— START Material —

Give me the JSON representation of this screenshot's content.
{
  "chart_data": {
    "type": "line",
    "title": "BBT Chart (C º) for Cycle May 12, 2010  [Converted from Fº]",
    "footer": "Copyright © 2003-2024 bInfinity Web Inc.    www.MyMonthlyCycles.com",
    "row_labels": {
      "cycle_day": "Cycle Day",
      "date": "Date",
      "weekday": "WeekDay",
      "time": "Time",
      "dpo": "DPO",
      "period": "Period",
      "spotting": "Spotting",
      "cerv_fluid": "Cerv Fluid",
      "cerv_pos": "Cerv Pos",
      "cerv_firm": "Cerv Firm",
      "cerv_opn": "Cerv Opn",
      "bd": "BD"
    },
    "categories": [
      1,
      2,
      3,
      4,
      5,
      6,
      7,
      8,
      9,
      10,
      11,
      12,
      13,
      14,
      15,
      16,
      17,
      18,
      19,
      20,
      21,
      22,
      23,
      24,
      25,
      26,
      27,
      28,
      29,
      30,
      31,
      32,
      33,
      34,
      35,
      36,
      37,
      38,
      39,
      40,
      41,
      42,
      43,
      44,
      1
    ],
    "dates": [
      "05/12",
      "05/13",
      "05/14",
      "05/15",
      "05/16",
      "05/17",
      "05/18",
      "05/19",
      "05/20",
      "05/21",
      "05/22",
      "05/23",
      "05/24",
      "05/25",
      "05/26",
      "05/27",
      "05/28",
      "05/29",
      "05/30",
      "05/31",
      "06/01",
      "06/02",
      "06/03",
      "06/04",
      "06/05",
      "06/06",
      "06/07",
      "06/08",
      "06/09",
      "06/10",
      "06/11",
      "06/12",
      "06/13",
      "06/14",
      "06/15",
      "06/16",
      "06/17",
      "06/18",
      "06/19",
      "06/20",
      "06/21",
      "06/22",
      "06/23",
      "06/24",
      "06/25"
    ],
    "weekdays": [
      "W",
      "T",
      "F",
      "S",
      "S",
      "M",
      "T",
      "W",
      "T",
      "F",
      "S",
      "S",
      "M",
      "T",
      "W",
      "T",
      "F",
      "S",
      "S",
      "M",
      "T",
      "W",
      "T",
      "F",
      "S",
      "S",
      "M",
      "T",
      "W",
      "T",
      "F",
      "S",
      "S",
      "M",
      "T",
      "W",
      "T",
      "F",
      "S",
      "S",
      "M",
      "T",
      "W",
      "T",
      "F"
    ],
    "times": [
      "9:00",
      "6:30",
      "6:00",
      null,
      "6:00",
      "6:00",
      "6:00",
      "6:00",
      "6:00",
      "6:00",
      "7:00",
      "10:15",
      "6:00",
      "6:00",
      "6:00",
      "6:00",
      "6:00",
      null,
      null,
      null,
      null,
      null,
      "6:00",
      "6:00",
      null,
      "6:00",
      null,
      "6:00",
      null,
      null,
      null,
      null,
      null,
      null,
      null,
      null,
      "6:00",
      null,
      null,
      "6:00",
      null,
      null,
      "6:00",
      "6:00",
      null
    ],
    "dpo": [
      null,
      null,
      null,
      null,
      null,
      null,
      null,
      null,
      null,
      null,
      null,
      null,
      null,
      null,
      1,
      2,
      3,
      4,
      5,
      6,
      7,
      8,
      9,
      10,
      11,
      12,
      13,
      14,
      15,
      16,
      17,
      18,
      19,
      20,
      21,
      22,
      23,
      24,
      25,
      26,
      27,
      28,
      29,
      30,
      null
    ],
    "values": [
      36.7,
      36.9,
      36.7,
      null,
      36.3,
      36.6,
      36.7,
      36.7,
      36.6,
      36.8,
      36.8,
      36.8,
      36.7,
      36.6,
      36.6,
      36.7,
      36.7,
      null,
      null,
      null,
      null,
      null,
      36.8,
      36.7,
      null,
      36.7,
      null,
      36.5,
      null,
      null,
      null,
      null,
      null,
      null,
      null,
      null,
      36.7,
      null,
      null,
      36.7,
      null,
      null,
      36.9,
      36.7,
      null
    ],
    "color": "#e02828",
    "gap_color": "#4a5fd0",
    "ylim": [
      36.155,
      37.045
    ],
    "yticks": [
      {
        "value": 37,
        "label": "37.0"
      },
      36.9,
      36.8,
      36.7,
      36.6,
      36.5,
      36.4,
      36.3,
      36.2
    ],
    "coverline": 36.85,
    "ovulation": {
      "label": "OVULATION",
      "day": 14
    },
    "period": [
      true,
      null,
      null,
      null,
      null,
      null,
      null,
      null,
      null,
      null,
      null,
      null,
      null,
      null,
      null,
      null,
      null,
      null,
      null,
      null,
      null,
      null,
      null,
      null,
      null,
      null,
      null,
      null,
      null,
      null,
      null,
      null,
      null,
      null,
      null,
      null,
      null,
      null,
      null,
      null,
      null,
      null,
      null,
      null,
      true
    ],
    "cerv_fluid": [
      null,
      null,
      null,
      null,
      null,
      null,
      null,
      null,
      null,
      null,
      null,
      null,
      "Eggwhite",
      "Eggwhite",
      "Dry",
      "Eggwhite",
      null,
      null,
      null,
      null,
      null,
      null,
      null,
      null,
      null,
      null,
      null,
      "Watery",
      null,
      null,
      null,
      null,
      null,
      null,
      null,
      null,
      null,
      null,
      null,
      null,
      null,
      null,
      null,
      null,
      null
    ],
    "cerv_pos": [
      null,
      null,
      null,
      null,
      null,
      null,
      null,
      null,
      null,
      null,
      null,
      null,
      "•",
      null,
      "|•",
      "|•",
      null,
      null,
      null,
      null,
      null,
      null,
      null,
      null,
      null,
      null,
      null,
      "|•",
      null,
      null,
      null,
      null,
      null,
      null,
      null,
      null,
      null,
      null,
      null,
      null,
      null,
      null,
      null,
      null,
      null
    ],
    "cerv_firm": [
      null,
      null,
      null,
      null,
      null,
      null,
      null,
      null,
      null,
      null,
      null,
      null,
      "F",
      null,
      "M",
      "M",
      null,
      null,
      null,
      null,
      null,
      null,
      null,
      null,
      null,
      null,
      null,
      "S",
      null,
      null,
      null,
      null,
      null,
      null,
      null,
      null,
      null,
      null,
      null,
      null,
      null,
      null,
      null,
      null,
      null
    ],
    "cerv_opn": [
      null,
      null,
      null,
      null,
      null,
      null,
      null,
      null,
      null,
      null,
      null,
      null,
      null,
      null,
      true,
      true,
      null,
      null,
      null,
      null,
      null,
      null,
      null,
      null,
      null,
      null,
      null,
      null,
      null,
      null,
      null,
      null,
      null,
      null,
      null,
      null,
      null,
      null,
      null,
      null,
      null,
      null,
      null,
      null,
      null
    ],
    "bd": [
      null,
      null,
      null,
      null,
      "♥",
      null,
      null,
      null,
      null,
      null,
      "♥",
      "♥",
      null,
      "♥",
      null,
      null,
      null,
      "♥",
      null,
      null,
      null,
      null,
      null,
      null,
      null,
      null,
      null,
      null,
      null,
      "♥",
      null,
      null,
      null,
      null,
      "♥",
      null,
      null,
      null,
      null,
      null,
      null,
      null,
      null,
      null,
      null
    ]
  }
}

— END Material —

* [Required task] Every line of the material must be returned exactly as it appears.

* [Final result]
Give me the JSON representation of this screenshot's content.
{
  "chart_data": {
    "type": "line",
    "title": "BBT Chart (C º) for Cycle May 12, 2010  [Converted from Fº]",
    "footer": "Copyright © 2003-2024 bInfinity Web Inc.    www.MyMonthlyCycles.com",
    "row_labels": {
      "cycle_day": "Cycle Day",
      "date": "Date",
      "weekday": "WeekDay",
      "time": "Time",
      "dpo": "DPO",
      "period": "Period",
      "spotting": "Spotting",
      "cerv_fluid": "Cerv Fluid",
      "cerv_pos": "Cerv Pos",
      "cerv_firm": "Cerv Firm",
      "cerv_opn": "Cerv Opn",
      "bd": "BD"
    },
    "categories": [
      1,
      2,
      3,
      4,
      5,
      6,
      7,
      8,
      9,
      10,
      11,
      12,
      13,
      14,
      15,
      16,
      17,
      18,
      19,
      20,
      21,
      22,
      23,
      24,
      25,
      26,
      27,
      28,
      29,
      30,
      31,
      32,
      33,
      34,
      35,
      36,
      37,
      38,
      39,
      40,
      41,
      42,
      43,
      44,
      1
    ],
    "dates": [
      "05/12",
      "05/13",
      "05/14",
      "05/15",
      "05/16",
      "05/17",
      "05/18",
      "05/19",
      "05/20",
      "05/21",
      "05/22",
      "05/23",
      "05/24",
      "05/25",
      "05/26",
      "05/27",
      "05/28",
      "05/29",
      "05/30",
      "05/31",
      "06/01",
      "06/02",
      "06/03",
      "06/04",
      "06/05",
      "06/06",
      "06/07",
      "06/08",
      "06/09",
      "06/10",
      "06/11",
      "06/12",
      "06/13",
      "06/14",
      "06/15",
      "06/16",
      "06/17",
      "06/18",
      "06/19",
      "06/20",
      "06/21",
      "06/22",
      "06/23",
      "06/24",
      "06/25"
    ],
    "weekdays": [
      "W",
      "T",
      "F",
      "S",
      "S",
      "M",
      "T",
      "W",
      "T",
      "F",
      "S",
      "S",
      "M",
      "T",
      "W",
      "T",
      "F",
      "S",
      "S",
      "M",
      "T",
      "W",
      "T",
      "F",
      "S",
      "S",
      "M",
      "T",
      "W",
      "T",
      "F",
      "S",
      "S",
      "M",
      "T",
      "W",
      "T",
      "F",
      "S",
      "S",
      "M",
      "T",
      "W",
      "T",
      "F"
    ],
    "times": [
      "9:00",
      "6:30",
      "6:00",
      null,
      "6:00",
      "6:00",
      "6:00",
      "6:00",
      "6:00",
      "6:00",
      "7:00",
      "10:15",
      "6:00",
      "6:00",
      "6:00",
      "6:00",
      "6:00",
      null,
      null,
      null,
      null,
      null,
      "6:00",
      "6:00",
      null,
      "6:00",
      null,
      "6:00",
      null,
      null,
      null,
      null,
      null,
      null,
      null,
      null,
      "6:00",
      null,
      null,
      "6:00",
      null,
      null,
      "6:00",
      "6:00",
      null
    ],
    "dpo": [
      null,
      null,
      null,
      null,
      null,
      null,
      null,
      null,
      null,
      null,
      null,
      null,
      null,
      null,
      1,
      2,
      3,
      4,
      5,
      6,
      7,
      8,
      9,
      10,
      11,
      12,
      13,
      14,
      15,
      16,
      17,
      18,
      19,
      20,
      21,
      22,
      23,
      24,
      25,
      26,
      27,
      28,
      29,
      30,
      null
    ],
    "values": [
      36.7,
      36.9,
      36.7,
      null,
      36.3,
      36.6,
      36.7,
      36.7,
      36.6,
      36.8,
      36.8,
      36.8,
      36.7,
      36.6,
      36.6,
      36.7,
      36.7,
      null,
      null,
      null,
      null,
      null,
      36.8,
      36.7,
      null,
      36.7,
      null,
      36.5,
      null,
      null,
      null,
      null,
      null,
      null,
      null,
      null,
      36.7,
      null,
      null,
      36.7,
      null,
      null,
      36.9,
      36.7,
      null
    ],
    "color": "#e02828",
    "gap_color": "#4a5fd0",
    "ylim": [
      36.155,
      37.045
    ],
    "yticks": [
      {
        "value": 37,
        "label": "37.0"
      },
      36.9,
      36.8,
      36.7,
      36.6,
      36.5,
      36.4,
      36.3,
      36.2
    ],
    "coverline": 36.85,
    "ovulation": {
      "label": "OVULATION",
      "day": 14
    },
    "period": [
      true,
      null,
      null,
      null,
      null,
      null,
      null,
      null,
      null,
      null,
      null,
      null,
      null,
      null,
      null,
      null,
      null,
      null,
      null,
      null,
      null,
      null,
      null,
      null,
      null,
      null,
      null,
      null,
      null,
      null,
      null,
      null,
      null,
      null,
      null,
      null,
      null,
      null,
      null,
      null,
      null,
      null,
      null,
      null,
      true
    ],
    "cerv_fluid": [
      null,
      null,
      null,
      null,
      null,
      null,
      null,
      null,
      null,
      null,
      null,
      null,
      "Eggwhite",
      "Eggwhite",
      "Dry",
      "Eggwhite",
      null,
      null,
      null,
      null,
      null,
      null,
      null,
      null,
      null,
      null,
      null,
      "Watery",
      null,
      null,
      null,
      null,
      null,
      null,
      null,
      null,
      null,
      null,
      null,
      null,
      null,
      null,
      null,
      null,
      null
    ],
    "cerv_pos": [
      null,
      null,
      null,
      null,
      null,
      null,
      null,
      null,
      null,
      null,
      null,
      null,
      "•",
      null,
      "|•",
      "|•",
      null,
      null,
      null,
      null,
      null,
      null,
      null,
      null,
      null,
      null,
      null,
      "|•",
      null,
      null,
      null,
      null,
      null,
      null,
      null,
      null,
      null,
      null,
      null,
      null,
      null,
      null,
      null,
      null,
      null
    ],
    "cerv_firm": [
      null,
      null,
      null,
      null,
      null,
      null,
      null,
      null,
      null,
      null,
      null,
      null,
      "F",
      null,
      "M",
      "M",
      null,
      null,
      null,
      null,
      null,
      null,
      null,
      null,
      null,
      null,
      null,
      "S",
      null,
      null,
      null,
      null,
      null,
      null,
      null,
      null,
      null,
      null,
      null,
      null,
      null,
      null,
      null,
      null,
      null
    ],
    "cerv_opn": [
      null,
      null,
      null,
      null,
      null,
      null,
      null,
      null,
      null,
      null,
      null,
      null,
      null,
      null,
      true,
      true,
      null,
      null,
      null,
      null,
      null,
      null,
      null,
      null,
      null,
      null,
      null,
      null,
      null,
      null,
      null,
      null,
      null,
      null,
      null,
      null,
      null,
      null,
      null,
      null,
      null,
      null,
      null,
      null,
      null
    ],
    "bd": [
      null,
      null,
      null,
      null,
      "♥",
      null,
      null,
      null,
      null,
      null,
      "♥",
      "♥",
      null,
      "♥",
      null,
      null,
      null,
      "♥",
      null,
      null,
      null,
      null,
      null,
      null,
      null,
      null,
      null,
      null,
      null,
      "♥",
      null,
      null,
      null,
      null,
      "♥",
      null,
      null,
      null,
      null,
      null,
      null,
      null,
      null,
      null,
      null
    ]
  }
}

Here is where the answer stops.